### GOAL OF THE EXERCISE
Identify, in the records below, every line where the string "java" appears, and copy each such line.

--- SOURCE RECORDS ---

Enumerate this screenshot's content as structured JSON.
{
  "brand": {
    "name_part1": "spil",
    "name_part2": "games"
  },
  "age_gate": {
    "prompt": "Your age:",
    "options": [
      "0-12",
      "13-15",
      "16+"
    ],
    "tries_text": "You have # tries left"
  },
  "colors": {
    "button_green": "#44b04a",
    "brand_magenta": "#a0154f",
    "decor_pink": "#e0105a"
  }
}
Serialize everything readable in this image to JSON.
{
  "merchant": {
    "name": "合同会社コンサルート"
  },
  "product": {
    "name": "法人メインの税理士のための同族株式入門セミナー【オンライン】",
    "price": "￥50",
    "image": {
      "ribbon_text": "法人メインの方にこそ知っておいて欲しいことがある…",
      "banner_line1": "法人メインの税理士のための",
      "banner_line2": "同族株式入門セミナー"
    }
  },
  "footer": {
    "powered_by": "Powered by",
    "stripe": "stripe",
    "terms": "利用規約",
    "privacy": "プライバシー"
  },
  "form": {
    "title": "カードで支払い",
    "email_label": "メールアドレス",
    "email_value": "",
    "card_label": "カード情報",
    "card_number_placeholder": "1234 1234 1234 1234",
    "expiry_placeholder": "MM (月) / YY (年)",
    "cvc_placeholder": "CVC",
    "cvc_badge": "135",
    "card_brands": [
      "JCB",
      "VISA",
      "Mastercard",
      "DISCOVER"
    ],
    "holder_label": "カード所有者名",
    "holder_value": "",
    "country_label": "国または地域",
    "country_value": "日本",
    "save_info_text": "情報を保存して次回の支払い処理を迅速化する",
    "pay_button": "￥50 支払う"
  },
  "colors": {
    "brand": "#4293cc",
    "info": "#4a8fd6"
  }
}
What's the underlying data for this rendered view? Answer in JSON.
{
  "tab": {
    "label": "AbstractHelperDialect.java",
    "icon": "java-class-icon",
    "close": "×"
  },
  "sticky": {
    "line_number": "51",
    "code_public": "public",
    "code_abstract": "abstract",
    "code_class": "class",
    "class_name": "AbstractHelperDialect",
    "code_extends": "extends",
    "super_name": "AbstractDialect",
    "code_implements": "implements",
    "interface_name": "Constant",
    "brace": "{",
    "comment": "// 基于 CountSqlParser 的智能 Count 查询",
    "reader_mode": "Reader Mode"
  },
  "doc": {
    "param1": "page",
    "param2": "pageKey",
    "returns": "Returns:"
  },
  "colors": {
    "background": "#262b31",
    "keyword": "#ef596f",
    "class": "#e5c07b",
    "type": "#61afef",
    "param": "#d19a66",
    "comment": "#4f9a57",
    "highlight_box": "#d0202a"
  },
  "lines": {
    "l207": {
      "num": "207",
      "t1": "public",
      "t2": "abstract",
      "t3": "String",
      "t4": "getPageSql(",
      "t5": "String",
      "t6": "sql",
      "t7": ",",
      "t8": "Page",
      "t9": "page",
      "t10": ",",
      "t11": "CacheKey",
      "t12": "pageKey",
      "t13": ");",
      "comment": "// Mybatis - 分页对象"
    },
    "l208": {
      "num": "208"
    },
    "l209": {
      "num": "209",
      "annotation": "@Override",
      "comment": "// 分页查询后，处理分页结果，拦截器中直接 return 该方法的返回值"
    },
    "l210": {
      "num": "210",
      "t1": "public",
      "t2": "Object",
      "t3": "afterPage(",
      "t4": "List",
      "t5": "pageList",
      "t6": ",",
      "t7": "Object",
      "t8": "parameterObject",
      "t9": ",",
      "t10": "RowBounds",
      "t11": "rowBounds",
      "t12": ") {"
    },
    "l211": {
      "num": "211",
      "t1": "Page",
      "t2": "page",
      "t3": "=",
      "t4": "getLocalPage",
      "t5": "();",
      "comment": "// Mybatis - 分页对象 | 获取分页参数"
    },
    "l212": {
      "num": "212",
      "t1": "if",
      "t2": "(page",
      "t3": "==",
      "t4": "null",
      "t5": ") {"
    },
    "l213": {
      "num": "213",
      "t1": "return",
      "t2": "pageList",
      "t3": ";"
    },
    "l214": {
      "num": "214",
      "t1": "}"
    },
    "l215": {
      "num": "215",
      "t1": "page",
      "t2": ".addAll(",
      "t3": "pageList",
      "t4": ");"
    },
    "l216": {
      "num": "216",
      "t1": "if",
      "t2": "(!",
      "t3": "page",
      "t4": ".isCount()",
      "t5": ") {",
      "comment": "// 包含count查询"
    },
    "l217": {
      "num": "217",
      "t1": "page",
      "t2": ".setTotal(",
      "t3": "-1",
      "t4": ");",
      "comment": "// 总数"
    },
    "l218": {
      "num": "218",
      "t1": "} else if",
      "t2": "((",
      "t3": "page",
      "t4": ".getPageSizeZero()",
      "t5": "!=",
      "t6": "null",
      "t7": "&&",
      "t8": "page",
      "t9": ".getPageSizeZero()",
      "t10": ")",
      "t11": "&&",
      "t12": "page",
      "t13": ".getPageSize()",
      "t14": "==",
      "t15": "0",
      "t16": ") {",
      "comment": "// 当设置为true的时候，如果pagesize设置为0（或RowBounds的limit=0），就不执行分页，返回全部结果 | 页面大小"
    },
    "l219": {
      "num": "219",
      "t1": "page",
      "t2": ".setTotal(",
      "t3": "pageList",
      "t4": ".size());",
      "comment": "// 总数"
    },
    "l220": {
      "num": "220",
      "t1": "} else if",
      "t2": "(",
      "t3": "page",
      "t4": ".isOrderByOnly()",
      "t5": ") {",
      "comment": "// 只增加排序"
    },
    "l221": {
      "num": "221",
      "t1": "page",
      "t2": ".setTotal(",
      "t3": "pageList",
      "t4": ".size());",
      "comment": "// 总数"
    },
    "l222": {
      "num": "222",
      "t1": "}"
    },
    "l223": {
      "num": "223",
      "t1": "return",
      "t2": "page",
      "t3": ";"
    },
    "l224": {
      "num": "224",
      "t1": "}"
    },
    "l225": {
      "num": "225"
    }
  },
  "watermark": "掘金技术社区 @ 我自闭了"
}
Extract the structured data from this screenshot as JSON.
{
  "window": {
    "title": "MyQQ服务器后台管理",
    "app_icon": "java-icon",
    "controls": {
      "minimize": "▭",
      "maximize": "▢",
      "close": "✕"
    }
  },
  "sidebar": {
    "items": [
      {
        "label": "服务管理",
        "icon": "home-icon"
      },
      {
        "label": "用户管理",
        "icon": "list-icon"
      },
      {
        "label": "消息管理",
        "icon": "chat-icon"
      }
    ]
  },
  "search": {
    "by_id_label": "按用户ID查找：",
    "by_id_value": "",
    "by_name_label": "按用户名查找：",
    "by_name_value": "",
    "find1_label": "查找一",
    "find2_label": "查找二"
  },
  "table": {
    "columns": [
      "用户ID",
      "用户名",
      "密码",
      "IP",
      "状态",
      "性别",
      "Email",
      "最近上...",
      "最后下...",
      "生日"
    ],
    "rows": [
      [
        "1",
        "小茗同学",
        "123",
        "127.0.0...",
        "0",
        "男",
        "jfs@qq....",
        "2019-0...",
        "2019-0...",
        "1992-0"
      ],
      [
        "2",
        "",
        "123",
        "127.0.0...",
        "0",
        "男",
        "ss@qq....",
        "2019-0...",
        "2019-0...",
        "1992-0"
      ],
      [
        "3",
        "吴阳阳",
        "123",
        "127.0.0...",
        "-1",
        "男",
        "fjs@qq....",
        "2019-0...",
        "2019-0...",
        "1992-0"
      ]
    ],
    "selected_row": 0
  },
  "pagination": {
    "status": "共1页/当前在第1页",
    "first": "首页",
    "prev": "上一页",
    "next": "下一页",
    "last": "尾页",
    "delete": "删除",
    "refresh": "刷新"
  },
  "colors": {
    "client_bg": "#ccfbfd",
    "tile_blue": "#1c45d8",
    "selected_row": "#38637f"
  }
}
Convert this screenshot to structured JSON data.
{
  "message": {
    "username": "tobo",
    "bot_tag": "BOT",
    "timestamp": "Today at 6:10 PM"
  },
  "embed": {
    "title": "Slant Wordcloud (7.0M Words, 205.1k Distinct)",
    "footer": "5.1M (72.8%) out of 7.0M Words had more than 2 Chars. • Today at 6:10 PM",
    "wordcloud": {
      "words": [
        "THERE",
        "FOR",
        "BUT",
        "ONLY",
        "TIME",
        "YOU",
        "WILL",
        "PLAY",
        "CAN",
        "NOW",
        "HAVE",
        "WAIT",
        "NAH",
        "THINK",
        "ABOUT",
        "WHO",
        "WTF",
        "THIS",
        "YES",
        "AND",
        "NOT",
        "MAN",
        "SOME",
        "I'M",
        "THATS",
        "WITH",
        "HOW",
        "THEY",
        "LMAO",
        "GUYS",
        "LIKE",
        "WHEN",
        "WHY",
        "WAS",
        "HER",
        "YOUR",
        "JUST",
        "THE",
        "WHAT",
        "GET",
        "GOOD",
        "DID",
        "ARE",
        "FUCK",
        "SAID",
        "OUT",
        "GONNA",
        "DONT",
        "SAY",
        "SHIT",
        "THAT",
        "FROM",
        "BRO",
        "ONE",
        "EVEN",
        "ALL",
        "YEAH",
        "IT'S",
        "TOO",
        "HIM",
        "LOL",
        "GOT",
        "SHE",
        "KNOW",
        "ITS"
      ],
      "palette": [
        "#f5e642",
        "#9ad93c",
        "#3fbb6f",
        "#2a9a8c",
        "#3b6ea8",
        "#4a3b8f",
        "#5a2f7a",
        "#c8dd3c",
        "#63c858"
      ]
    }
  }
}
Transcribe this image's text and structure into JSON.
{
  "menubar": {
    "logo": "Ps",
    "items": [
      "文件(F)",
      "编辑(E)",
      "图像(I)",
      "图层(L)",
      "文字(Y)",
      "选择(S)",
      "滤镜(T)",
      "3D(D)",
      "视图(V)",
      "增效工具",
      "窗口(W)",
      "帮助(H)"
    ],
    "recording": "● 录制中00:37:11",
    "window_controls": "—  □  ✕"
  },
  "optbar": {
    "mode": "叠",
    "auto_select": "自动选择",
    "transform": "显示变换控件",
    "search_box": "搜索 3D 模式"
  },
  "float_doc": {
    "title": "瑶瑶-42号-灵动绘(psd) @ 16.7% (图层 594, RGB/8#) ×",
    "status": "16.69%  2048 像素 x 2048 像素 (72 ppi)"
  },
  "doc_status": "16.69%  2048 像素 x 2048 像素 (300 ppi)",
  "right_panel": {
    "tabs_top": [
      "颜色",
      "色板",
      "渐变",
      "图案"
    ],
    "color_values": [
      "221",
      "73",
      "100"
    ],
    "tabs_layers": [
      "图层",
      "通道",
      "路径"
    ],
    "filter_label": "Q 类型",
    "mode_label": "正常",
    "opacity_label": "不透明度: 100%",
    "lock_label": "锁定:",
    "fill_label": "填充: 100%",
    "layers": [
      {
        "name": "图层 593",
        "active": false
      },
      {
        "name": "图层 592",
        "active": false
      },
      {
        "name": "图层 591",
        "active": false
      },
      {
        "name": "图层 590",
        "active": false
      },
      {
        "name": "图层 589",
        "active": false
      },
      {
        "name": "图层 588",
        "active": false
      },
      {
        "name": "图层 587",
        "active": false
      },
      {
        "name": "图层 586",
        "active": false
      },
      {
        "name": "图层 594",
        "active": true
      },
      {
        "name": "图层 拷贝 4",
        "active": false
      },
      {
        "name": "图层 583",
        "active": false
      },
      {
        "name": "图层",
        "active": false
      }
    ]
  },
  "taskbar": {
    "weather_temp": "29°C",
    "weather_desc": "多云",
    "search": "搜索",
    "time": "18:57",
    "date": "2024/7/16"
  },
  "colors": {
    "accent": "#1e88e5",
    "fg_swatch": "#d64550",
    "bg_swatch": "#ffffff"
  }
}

---

### RESULT FOR THIS TASK
    "label": "AbstractHelperDialect.java",
    "icon": "java-class-icon",
    "app_icon": "java-icon",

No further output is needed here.